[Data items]
'''
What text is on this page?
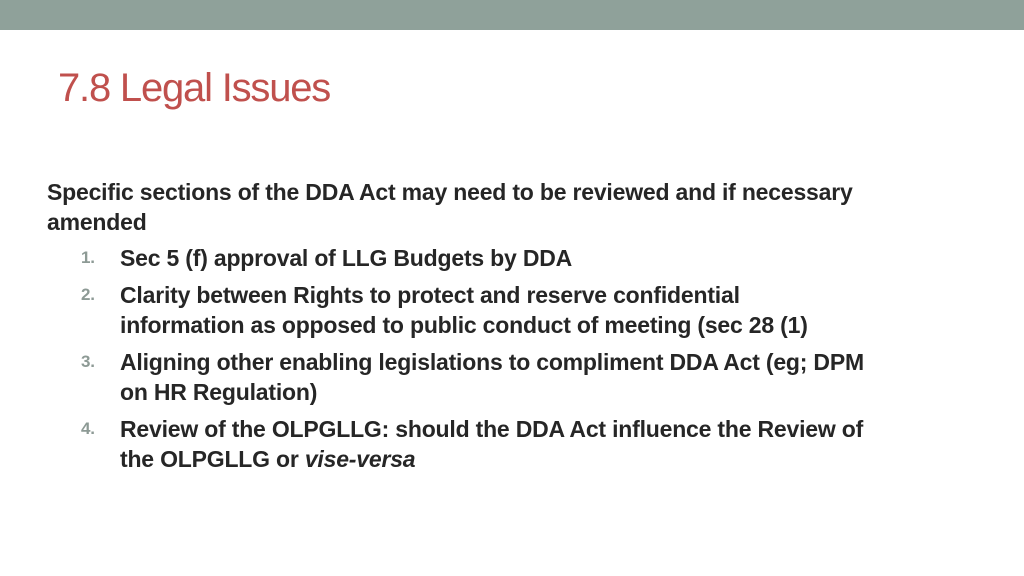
7.8 Legal Issues

Specific sections of the DDA Act may need to be reviewed and if necessary amended

1. Sec 5 (f) approval of LLG Budgets by DDA
2. Clarity between Rights to protect and reserve confidential information as opposed to public conduct of meeting (sec 28 (1)
3. Aligning other enabling legislations to compliment DDA Act (eg; DPM on HR Regulation)
4. Review of the OLPGLLG: should the DDA Act influence the Review of the OLPGLLG or vise-versa
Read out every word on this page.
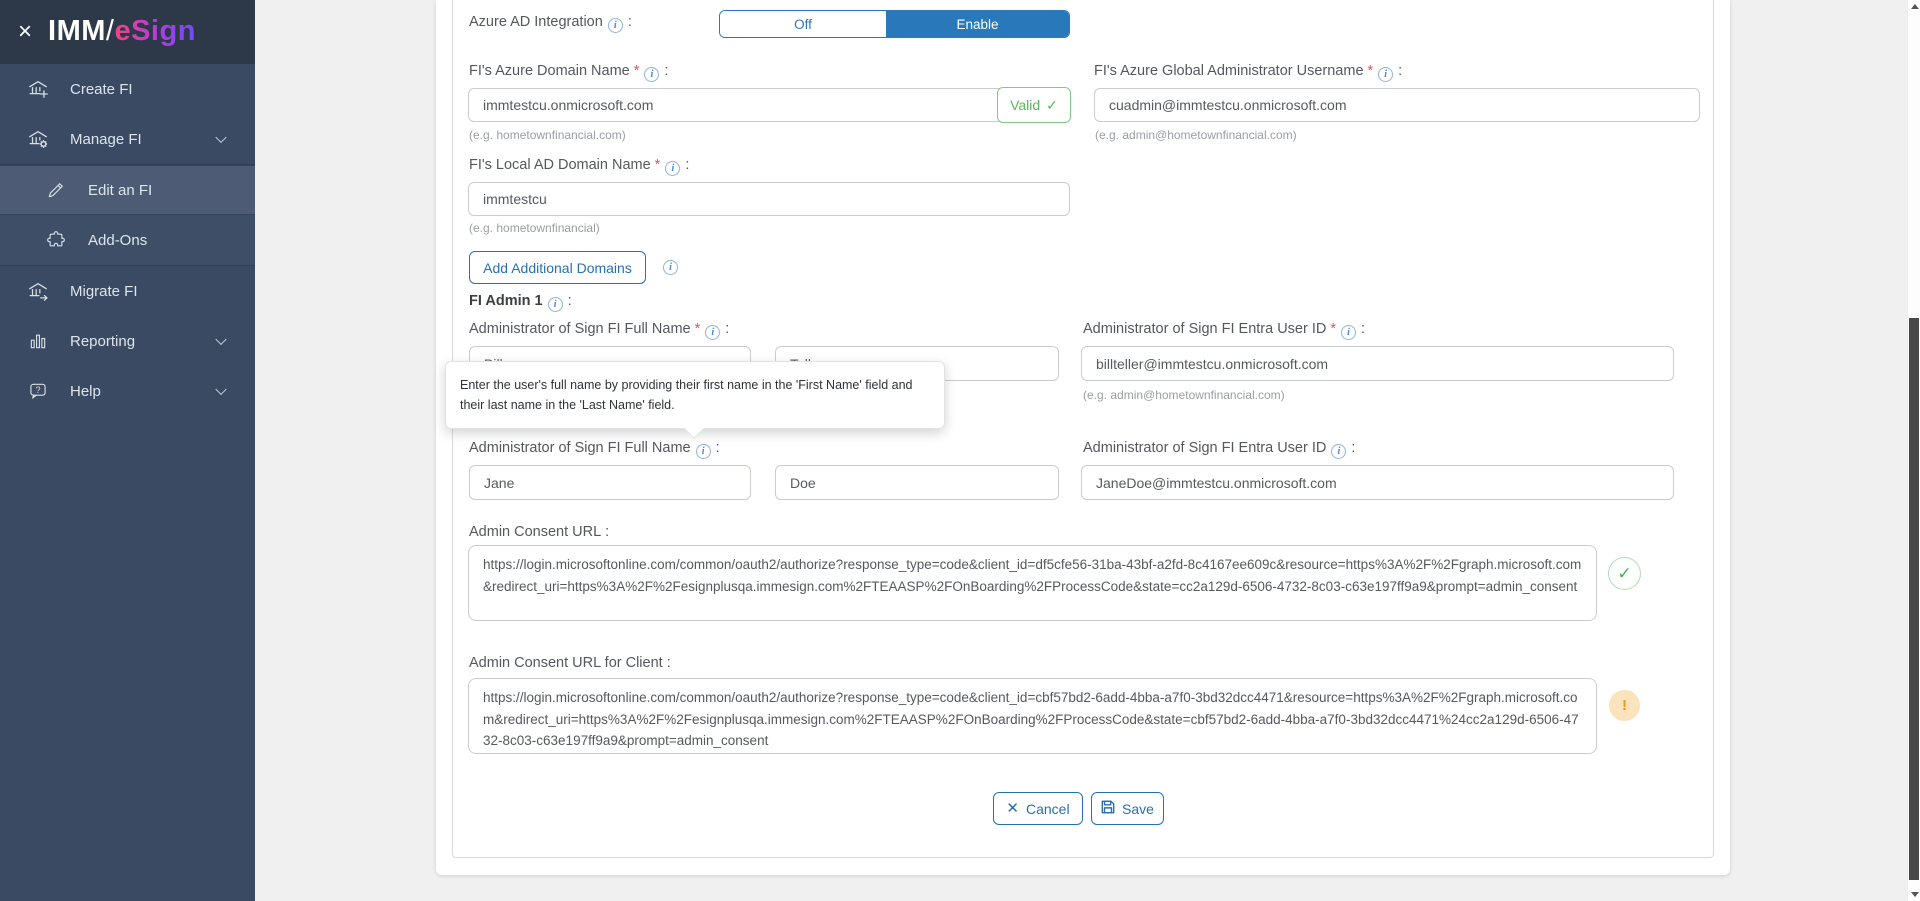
× IMM/eSign
Create FI
Manage FI
Edit an FI
Add-Ons
Migrate FI
Reporting
? Help
Azure AD Integration i :	Off	Enable
FI's Azure Domain Name * i :
immtestcu.onmicrosoft.com
Valid ✓
(e.g. hometownfinancial.com)
FI's Azure Global Administrator Username * i :
cuadmin@immtestcu.onmicrosoft.com
(e.g. admin@hometownfinancial.com)
FI's Local AD Domain Name * i :
immtestcu
(e.g. hometownfinancial)
Add Additional Domains	i
FI Admin 1 i :
Administrator of Sign FI Full Name * i :
Bill
Teller	Administrator of Sign FI Entra User ID * i :
billteller@immtestcu.onmicrosoft.com
(e.g. admin@hometownfinancial.com)
Enter the user's full name by providing their first name in the 'First Name' field and their last name in the 'Last Name' field.
Administrator of Sign FI Full Name i :
Jane
Doe	Administrator of Sign FI Entra User ID i :
JaneDoe@immtestcu.onmicrosoft.com
Admin Consent URL :
https://login.microsoftonline.com/common/oauth2/authorize?response_type=code&client_id=df5cfe56-31ba-43bf-a2fd-8c4167ee609c&resource=https%3A%2F%2Fgraph.microsoft.com&redirect_uri=https%3A%2F%2Fesignplusqa.immesign.com%2FTEAASP%2FOnBoarding%2FProcessCode&state=cc2a129d-6506-4732-8c03-c63e197ff9a9&prompt=admin_consent
✓
Admin Consent URL for Client :
https://login.microsoftonline.com/common/oauth2/authorize?response_type=code&client_id=cbf57bd2-6add-4bba-a7f0-3bd32dcc4471&resource=https%3A%2F%2Fgraph.microsoft.com&redirect_uri=https%3A%2F%2Fesignplusqa.immesign.com%2FTEAASP%2FOnBoarding%2FProcessCode&state=cbf57bd2-6add-4bba-a7f0-3bd32dcc4471%24cc2a129d-6506-4732-8c03-c63e197ff9a9&prompt=admin_consent
!
✕ Cancel	Save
'''
◆ Set task: Gather up the lines containing the word "hometownfinancial" from these records and copy them.

◆ Response to this exercise:
(e.g. hometownfinancial.com)
(e.g. admin@hometownfinancial.com)
(e.g. hometownfinancial)
(e.g. admin@hometownfinancial.com)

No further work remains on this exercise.